▶ [What you need to do] Emit the data below verbatim, stripping out any pictures.

▶ [Supplied records]
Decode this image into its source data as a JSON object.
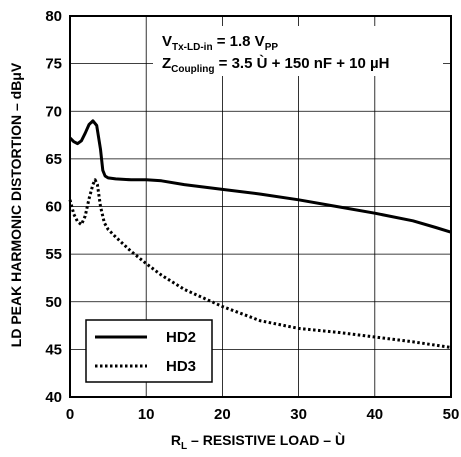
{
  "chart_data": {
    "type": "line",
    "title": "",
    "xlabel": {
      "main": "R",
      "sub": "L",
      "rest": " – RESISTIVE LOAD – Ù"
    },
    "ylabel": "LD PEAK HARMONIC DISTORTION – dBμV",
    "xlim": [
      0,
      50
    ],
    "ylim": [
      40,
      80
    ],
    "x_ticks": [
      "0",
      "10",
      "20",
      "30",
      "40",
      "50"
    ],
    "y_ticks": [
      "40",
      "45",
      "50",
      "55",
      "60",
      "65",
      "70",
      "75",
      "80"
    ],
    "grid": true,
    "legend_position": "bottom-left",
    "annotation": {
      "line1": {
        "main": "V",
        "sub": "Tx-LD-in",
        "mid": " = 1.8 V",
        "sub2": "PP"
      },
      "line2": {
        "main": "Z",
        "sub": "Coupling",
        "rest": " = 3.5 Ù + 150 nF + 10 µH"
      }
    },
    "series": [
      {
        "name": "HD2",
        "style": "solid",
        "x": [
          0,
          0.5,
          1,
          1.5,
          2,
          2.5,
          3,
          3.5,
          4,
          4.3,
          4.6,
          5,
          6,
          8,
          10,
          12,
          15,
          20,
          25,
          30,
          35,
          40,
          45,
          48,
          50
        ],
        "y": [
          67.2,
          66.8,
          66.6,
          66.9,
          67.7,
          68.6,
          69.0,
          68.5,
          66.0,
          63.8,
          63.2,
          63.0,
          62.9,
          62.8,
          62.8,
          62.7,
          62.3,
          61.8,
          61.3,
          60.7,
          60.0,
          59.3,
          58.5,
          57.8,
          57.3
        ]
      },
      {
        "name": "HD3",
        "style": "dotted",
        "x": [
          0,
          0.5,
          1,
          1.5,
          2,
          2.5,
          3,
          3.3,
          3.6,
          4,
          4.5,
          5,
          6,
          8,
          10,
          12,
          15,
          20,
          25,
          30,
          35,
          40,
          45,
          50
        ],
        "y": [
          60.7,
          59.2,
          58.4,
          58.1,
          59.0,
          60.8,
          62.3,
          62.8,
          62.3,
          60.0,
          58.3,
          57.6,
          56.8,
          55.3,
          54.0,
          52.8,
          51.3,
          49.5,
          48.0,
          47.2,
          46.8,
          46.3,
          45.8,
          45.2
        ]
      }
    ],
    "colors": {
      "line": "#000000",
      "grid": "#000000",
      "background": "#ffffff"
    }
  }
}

▶ [Task output]
Decode this image into its source data as a JSON object.
{
  "chart_data": {
    "type": "line",
    "title": "",
    "xlabel": {
      "main": "R",
      "sub": "L",
      "rest": " – RESISTIVE LOAD – Ù"
    },
    "ylabel": "LD PEAK HARMONIC DISTORTION – dBμV",
    "xlim": [
      0,
      50
    ],
    "ylim": [
      40,
      80
    ],
    "x_ticks": [
      "0",
      "10",
      "20",
      "30",
      "40",
      "50"
    ],
    "y_ticks": [
      "40",
      "45",
      "50",
      "55",
      "60",
      "65",
      "70",
      "75",
      "80"
    ],
    "grid": true,
    "legend_position": "bottom-left",
    "annotation": {
      "line1": {
        "main": "V",
        "sub": "Tx-LD-in",
        "mid": " = 1.8 V",
        "sub2": "PP"
      },
      "line2": {
        "main": "Z",
        "sub": "Coupling",
        "rest": " = 3.5 Ù + 150 nF + 10 µH"
      }
    },
    "series": [
      {
        "name": "HD2",
        "style": "solid",
        "x": [
          0,
          0.5,
          1,
          1.5,
          2,
          2.5,
          3,
          3.5,
          4,
          4.3,
          4.6,
          5,
          6,
          8,
          10,
          12,
          15,
          20,
          25,
          30,
          35,
          40,
          45,
          48,
          50
        ],
        "y": [
          67.2,
          66.8,
          66.6,
          66.9,
          67.7,
          68.6,
          69.0,
          68.5,
          66.0,
          63.8,
          63.2,
          63.0,
          62.9,
          62.8,
          62.8,
          62.7,
          62.3,
          61.8,
          61.3,
          60.7,
          60.0,
          59.3,
          58.5,
          57.8,
          57.3
        ]
      },
      {
        "name": "HD3",
        "style": "dotted",
        "x": [
          0,
          0.5,
          1,
          1.5,
          2,
          2.5,
          3,
          3.3,
          3.6,
          4,
          4.5,
          5,
          6,
          8,
          10,
          12,
          15,
          20,
          25,
          30,
          35,
          40,
          45,
          50
        ],
        "y": [
          60.7,
          59.2,
          58.4,
          58.1,
          59.0,
          60.8,
          62.3,
          62.8,
          62.3,
          60.0,
          58.3,
          57.6,
          56.8,
          55.3,
          54.0,
          52.8,
          51.3,
          49.5,
          48.0,
          47.2,
          46.8,
          46.3,
          45.8,
          45.2
        ]
      }
    ],
    "colors": {
      "line": "#000000",
      "grid": "#000000",
      "background": "#ffffff"
    }
  }
}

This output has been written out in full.